**ISTRUZIONI DELL'ESERCIZIO**
Prosegua il testo su Yasser Arafat riportato più sotto, riprendendo subito dopo la sua ultima frase.

Ricordando Yasser Arafat

Immagine di copertina

Il 24 agosto 1929 nasceva Yasser Arafat, storico leader palestinese e vincitore del Nobel per la pace nel 1994

Gli americani lo chiamavano Mr Palestina: era il simbolo del suo Paese, il leader indiscusso del popolo palestinese, l’uomo che più di tutti ha impersonato la resistenza contro Israele. 

Il 24 agosto 1929 nasceva Yasser Arafat, presidente dell’Organizzazione per la liberazione della Palestina (Olp) dal 1969 fino alla sua morte nel 2004.

Ha sempre sostenuto di essere nato a Gerusalemme, ma secondo i biografi che hanno verificato le sue origini sarebbe nato al Cairo o nella Striscia di Gaza, da una famiglia benestante di mercanti. Il suo nome di battesimo era Muhammad, ma si è sempre fatto chiamare con il soprannome di Yasser. 

Sin dall’adolescenza, Arafat si avvicinò a gruppi di combattenti palestinesi che cercavano di resistere contro l’occupazione israeliana.


Negli anni Cinquanta andò a studiare ingegneria a Il Cairo e insieme ad alcuni colleghi creò l’Associazione degli universitari palestinesi, un gruppo di volontari impegnati ad aiutare le forze egiziane durante la crisi di Suez.

**DATI REGISTRATI**
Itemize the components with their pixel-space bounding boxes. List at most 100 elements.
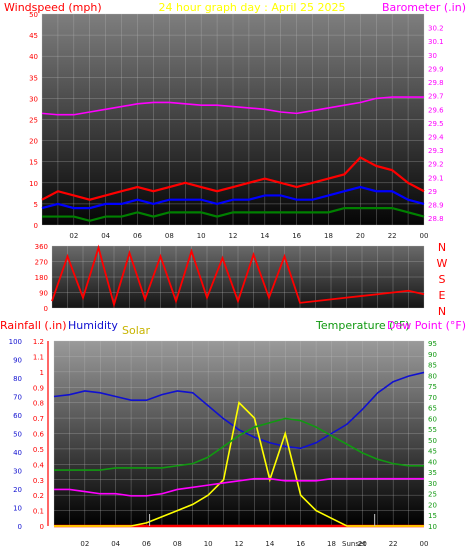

**RISPOSTA ALL'ESERCIZIO**
Nell’ottobre del 1956, l’Egitto si oppose alle truppe britanniche, francesi e israeliani che cercarono di occupare militarmente il canale di Suez. Il conflitto si risolse nel marzo del 1957: quando l’Unione Sovietica minacciò di inviare i suoi soldati a sostegno dell’Egitto, gli Stati Uniti obbligarono le truppe straniere a ritirarsi. 

Completati gli studi in Egitto, Arafat si recò in Kuwait per cercare lavoro. Fu qui che formò il primo nucleo di Fatah, movimento politico di ispirazione laica che oggi costituisce la fazione più grande all’interno dell’Olp, l’organizzazione che rappresenta il popolo palestinese. 

—- Leggi anche: Chi controlla davvero la Palestina? 

Nel 1965 fu aperto un ufficio di Fatah anche in Algeria, con l’obbiettivo di coinvolgere il resto del mondo arabo nella causa palestinese. Fatah, che oggi rifiuta esplicitamente la lotta armata, inizialmente sosteneva che il fine giustificasse ogni mezzo: fu dunque artefice di diversi attacchi armati nei confronti di Israele.

Come scrive Al Jazeera, secondo Arafat in quegli anni la lotta armata era l’unica opzione che restava al popolo palestinese, che aveva perso la sua terra e la sua libertà.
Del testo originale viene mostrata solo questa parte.